- _WHAT THE EXERCISE ASKS_
Print all of the lines exactly. Any picture among them stays out.

- _EXTRACTED ENTRIES_
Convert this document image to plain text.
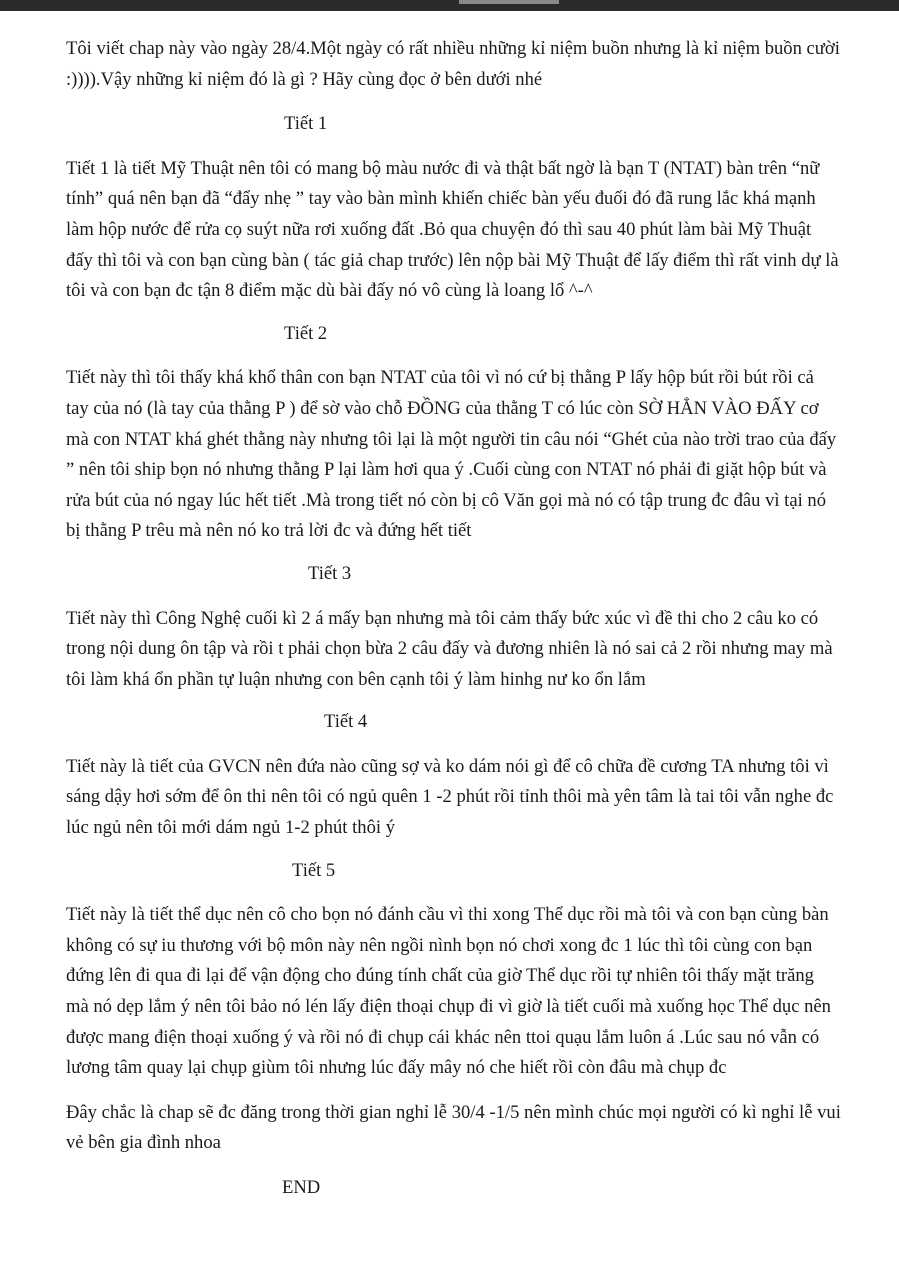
Tôi viết chap này vào ngày 28/4.Một ngày có rất nhiều những kỉ niệm buồn nhưng là kỉ niệm buồn cười :)))).Vậy những kỉ niệm đó là gì ? Hãy cùng đọc ở bên dưới nhé

Tiết 1

Tiết 1 là tiết Mỹ Thuật nên tôi có mang bộ màu nước đi và thật bất ngờ là bạn T (NTAT) bàn trên “nữ tính” quá nên bạn đã “đẩy nhẹ ” tay vào bàn mình khiến chiếc bàn yếu đuối đó đã rung lắc khá mạnh làm hộp nước để rửa cọ suýt nữa rơi xuống đất .Bỏ qua chuyện đó thì sau 40 phút làm bài Mỹ Thuật đấy thì tôi và con bạn cùng bàn ( tác giả chap trước) lên nộp bài Mỹ Thuật để lấy điểm thì rất vinh dự là tôi và con bạn đc tận 8 điểm mặc dù bài đấy nó vô cùng là loang lổ ^-^

Tiết 2

Tiết này thì tôi thấy khá khổ thân con bạn NTAT của tôi vì nó cứ bị thằng P lấy hộp bút rồi bút rồi cả tay của nó (là tay của thằng P ) để sờ vào chỗ ĐỒNG của thằng T có lúc còn SỜ HẲN VÀO ĐẤY cơ mà con NTAT khá ghét thằng này nhưng tôi lại là một người tin câu nói “Ghét của nào trời trao của đấy ” nên tôi ship bọn nó nhưng thằng P lại làm hơi qua ý .Cuối cùng con NTAT nó phải đi giặt hộp bút và rửa bút của nó ngay lúc hết tiết .Mà trong tiết nó còn bị cô Văn gọi mà nó có tập trung đc đâu vì tại nó bị thằng P trêu mà nên nó ko trả lời đc và đứng hết tiết

Tiết 3

Tiết này thì Công Nghệ cuối kì 2 á mấy bạn nhưng mà tôi cảm thấy bức xúc vì đề thi cho 2 câu ko có trong nội dung ôn tập và rồi t phải chọn bừa 2 câu đấy và đương nhiên là nó sai cả 2 rồi nhưng may mà tôi làm khá ổn phần tự luận nhưng con bên cạnh tôi ý làm hinhg nư ko ổn lắm

Tiết 4

Tiết này là tiết của GVCN nên đứa nào cũng sợ và ko dám nói gì để cô chữa đề cương TA nhưng tôi vì sáng dậy hơi sớm để ôn thi nên tôi có ngủ quên 1 -2 phút rồi tỉnh thôi mà yên tâm là tai tôi vẫn nghe đc lúc ngủ nên tôi mới dám ngủ 1-2 phút thôi ý

Tiết 5

Tiết này là tiết thể dục nên cô cho bọn nó đánh cầu vì thi xong Thể dục rồi mà tôi và con bạn cùng bàn không có sự iu thương với bộ môn này nên ngồi nình bọn nó chơi xong đc 1 lúc thì tôi cùng con bạn đứng lên đi qua đi lại để vận động cho đúng tính chất của giờ Thể dục rồi tự nhiên tôi thấy mặt trăng mà nó dẹp lắm ý nên tôi bảo nó lén lấy điện thoại chụp đi vì giờ là tiết cuối mà xuống học Thể dục nên được mang điện thoại xuống ý và rồi nó đi chụp cái khác nên ttoi quạu lắm luôn á .Lúc sau nó vẫn có lương tâm quay lại chụp giùm tôi nhưng lúc đấy mây nó che hiết rồi còn đâu mà chụp đc

Đây chắc là chap sẽ đc đăng trong thời gian nghỉ lễ 30/4 -1/5 nên mình chúc mọi người có kì nghỉ lễ vui vẻ bên gia đình nhoa

END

- _RESPONSE TO THE EXERCISE_
Convert this document image to plain text.
Tôi viết chap này vào ngày 28/4.Một ngày có rất nhiều những kỉ niệm buồn nhưng là kỉ niệm buồn cười :)))).Vậy những kỉ niệm đó là gì ? Hãy cùng đọc ở bên dưới nhé

Tiết 1

Tiết 1 là tiết Mỹ Thuật nên tôi có mang bộ màu nước đi và thật bất ngờ là bạn T (NTAT) bàn trên “nữ tính” quá nên bạn đã “đẩy nhẹ ” tay vào bàn mình khiến chiếc bàn yếu đuối đó đã rung lắc khá mạnh làm hộp nước để rửa cọ suýt nữa rơi xuống đất .Bỏ qua chuyện đó thì sau 40 phút làm bài Mỹ Thuật đấy thì tôi và con bạn cùng bàn ( tác giả chap trước) lên nộp bài Mỹ Thuật để lấy điểm thì rất vinh dự là tôi và con bạn đc tận 8 điểm mặc dù bài đấy nó vô cùng là loang lổ ^-^

Tiết 2

Tiết này thì tôi thấy khá khổ thân con bạn NTAT của tôi vì nó cứ bị thằng P lấy hộp bút rồi bút rồi cả tay của nó (là tay của thằng P ) để sờ vào chỗ ĐỒNG của thằng T có lúc còn SỜ HẲN VÀO ĐẤY cơ mà con NTAT khá ghét thằng này nhưng tôi lại là một người tin câu nói “Ghét của nào trời trao của đấy ” nên tôi ship bọn nó nhưng thằng P lại làm hơi qua ý .Cuối cùng con NTAT nó phải đi giặt hộp bút và rửa bút của nó ngay lúc hết tiết .Mà trong tiết nó còn bị cô Văn gọi mà nó có tập trung đc đâu vì tại nó bị thằng P trêu mà nên nó ko trả lời đc và đứng hết tiết

Tiết 3

Tiết này thì Công Nghệ cuối kì 2 á mấy bạn nhưng mà tôi cảm thấy bức xúc vì đề thi cho 2 câu ko có trong nội dung ôn tập và rồi t phải chọn bừa 2 câu đấy và đương nhiên là nó sai cả 2 rồi nhưng may mà tôi làm khá ổn phần tự luận nhưng con bên cạnh tôi ý làm hinhg nư ko ổn lắm

Tiết 4

Tiết này là tiết của GVCN nên đứa nào cũng sợ và ko dám nói gì để cô chữa đề cương TA nhưng tôi vì sáng dậy hơi sớm để ôn thi nên tôi có ngủ quên 1 -2 phút rồi tỉnh thôi mà yên tâm là tai tôi vẫn nghe đc lúc ngủ nên tôi mới dám ngủ 1-2 phút thôi ý

Tiết 5

Tiết này là tiết thể dục nên cô cho bọn nó đánh cầu vì thi xong Thể dục rồi mà tôi và con bạn cùng bàn không có sự iu thương với bộ môn này nên ngồi nình bọn nó chơi xong đc 1 lúc thì tôi cùng con bạn đứng lên đi qua đi lại để vận động cho đúng tính chất của giờ Thể dục rồi tự nhiên tôi thấy mặt trăng mà nó dẹp lắm ý nên tôi bảo nó lén lấy điện thoại chụp đi vì giờ là tiết cuối mà xuống học Thể dục nên được mang điện thoại xuống ý và rồi nó đi chụp cái khác nên ttoi quạu lắm luôn á .Lúc sau nó vẫn có lương tâm quay lại chụp giùm tôi nhưng lúc đấy mây nó che hiết rồi còn đâu mà chụp đc

Đây chắc là chap sẽ đc đăng trong thời gian nghỉ lễ 30/4 -1/5 nên mình chúc mọi người có kì nghỉ lễ vui vẻ bên gia đình nhoa

END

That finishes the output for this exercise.